--- DATA SHOWN ---

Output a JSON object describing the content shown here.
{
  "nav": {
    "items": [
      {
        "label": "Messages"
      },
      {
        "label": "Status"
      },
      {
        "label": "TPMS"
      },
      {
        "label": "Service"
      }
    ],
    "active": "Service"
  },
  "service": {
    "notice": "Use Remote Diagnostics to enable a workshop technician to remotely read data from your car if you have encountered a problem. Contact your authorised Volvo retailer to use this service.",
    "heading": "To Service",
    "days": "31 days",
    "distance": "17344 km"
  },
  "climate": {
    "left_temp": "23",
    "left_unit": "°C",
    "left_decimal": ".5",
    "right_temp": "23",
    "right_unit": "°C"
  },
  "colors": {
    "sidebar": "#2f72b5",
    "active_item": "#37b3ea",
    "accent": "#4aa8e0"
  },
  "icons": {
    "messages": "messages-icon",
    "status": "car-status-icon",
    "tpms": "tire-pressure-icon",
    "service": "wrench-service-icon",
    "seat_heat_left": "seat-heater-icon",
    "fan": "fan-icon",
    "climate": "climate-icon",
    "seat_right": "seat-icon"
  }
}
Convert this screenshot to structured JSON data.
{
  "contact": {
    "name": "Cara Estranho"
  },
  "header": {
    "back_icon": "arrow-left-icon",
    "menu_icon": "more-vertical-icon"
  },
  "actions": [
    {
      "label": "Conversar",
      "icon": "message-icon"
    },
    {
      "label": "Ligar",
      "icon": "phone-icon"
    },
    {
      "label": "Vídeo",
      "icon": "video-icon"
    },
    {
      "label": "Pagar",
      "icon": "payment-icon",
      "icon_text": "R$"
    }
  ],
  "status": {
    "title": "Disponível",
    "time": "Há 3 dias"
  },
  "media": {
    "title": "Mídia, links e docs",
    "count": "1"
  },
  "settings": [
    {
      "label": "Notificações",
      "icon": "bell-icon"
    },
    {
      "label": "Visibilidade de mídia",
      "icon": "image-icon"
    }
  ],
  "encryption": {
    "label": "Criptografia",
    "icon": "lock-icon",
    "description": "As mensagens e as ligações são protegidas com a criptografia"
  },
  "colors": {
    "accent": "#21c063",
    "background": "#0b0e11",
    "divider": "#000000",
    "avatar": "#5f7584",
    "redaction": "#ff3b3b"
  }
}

---

TO DO » Tally the lines of the records holding the word "this", then state only the tally.

REPLY » 2